START

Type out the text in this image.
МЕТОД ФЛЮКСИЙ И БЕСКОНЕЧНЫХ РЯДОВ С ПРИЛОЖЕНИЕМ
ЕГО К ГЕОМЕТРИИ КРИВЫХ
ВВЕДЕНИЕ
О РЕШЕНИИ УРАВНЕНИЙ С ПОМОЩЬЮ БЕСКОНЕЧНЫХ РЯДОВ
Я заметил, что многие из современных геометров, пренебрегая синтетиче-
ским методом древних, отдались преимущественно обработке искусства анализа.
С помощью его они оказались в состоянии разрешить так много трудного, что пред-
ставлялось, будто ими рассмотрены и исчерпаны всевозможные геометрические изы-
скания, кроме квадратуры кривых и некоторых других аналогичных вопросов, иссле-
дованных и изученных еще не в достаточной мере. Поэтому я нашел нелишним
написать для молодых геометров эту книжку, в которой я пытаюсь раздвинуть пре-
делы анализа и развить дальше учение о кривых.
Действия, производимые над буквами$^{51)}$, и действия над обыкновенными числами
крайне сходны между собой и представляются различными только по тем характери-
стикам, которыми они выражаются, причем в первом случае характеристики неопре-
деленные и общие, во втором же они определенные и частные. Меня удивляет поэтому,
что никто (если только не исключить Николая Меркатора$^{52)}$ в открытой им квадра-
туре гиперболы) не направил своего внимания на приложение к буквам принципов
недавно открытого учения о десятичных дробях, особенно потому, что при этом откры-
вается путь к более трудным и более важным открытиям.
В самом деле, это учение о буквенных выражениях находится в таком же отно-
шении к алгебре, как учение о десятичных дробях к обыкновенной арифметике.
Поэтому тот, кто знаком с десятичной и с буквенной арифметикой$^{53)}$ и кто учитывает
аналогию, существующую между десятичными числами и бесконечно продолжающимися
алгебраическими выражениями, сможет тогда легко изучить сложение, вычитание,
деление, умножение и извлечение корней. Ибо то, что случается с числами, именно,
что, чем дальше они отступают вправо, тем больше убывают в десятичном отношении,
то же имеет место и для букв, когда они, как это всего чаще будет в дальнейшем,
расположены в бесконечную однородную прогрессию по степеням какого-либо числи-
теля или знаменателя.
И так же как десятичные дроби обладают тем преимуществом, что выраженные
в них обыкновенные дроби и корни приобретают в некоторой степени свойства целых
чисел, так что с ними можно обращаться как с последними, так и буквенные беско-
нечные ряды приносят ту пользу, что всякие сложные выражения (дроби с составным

END

## [Written instruction]
Output every entry shown above, exactly.

## [The response]
Type out the text in this image.
МЕТОД ФЛЮКСИЙ И БЕСКОНЕЧНЫХ РЯДОВ С ПРИЛОЖЕНИЕМ
ЕГО К ГЕОМЕТРИИ КРИВЫХ
ВВЕДЕНИЕ
О РЕШЕНИИ УРАВНЕНИЙ С ПОМОЩЬЮ БЕСКОНЕЧНЫХ РЯДОВ
Я заметил, что многие из современных геометров, пренебрегая синтетиче-
ским методом древних, отдались преимущественно обработке искусства анализа.
С помощью его они оказались в состоянии разрешить так много трудного, что пред-
ставлялось, будто ими рассмотрены и исчерпаны всевозможные геометрические изы-
скания, кроме квадратуры кривых и некоторых других аналогичных вопросов, иссле-
дованных и изученных еще не в достаточной мере. Поэтому я нашел нелишним
написать для молодых геометров эту книжку, в которой я пытаюсь раздвинуть пре-
делы анализа и развить дальше учение о кривых.
Действия, производимые над буквами$^{51)}$, и действия над обыкновенными числами
крайне сходны между собой и представляются различными только по тем характери-
стикам, которыми они выражаются, причем в первом случае характеристики неопре-
деленные и общие, во втором же они определенные и частные. Меня удивляет поэтому,
что никто (если только не исключить Николая Меркатора$^{52)}$ в открытой им квадра-
туре гиперболы) не направил своего внимания на приложение к буквам принципов
недавно открытого учения о десятичных дробях, особенно потому, что при этом откры-
вается путь к более трудным и более важным открытиям.
В самом деле, это учение о буквенных выражениях находится в таком же отно-
шении к алгебре, как учение о десятичных дробях к обыкновенной арифметике.
Поэтому тот, кто знаком с десятичной и с буквенной арифметикой$^{53)}$ и кто учитывает
аналогию, существующую между десятичными числами и бесконечно продолжающимися
алгебраическими выражениями, сможет тогда легко изучить сложение, вычитание,
деление, умножение и извлечение корней. Ибо то, что случается с числами, именно,
что, чем дальше они отступают вправо, тем больше убывают в десятичном отношении,
то же имеет место и для букв, когда они, как это всего чаще будет в дальнейшем,
расположены в бесконечную однородную прогрессию по степеням какого-либо числи-
теля или знаменателя.
И так же как десятичные дроби обладают тем преимуществом, что выраженные
в них обыкновенные дроби и корни приобретают в некоторой степени свойства целых
чисел, так что с ними можно обращаться как с последними, так и буквенные беско-
нечные ряды приносят ту пользу, что всякие сложные выражения (дроби с составным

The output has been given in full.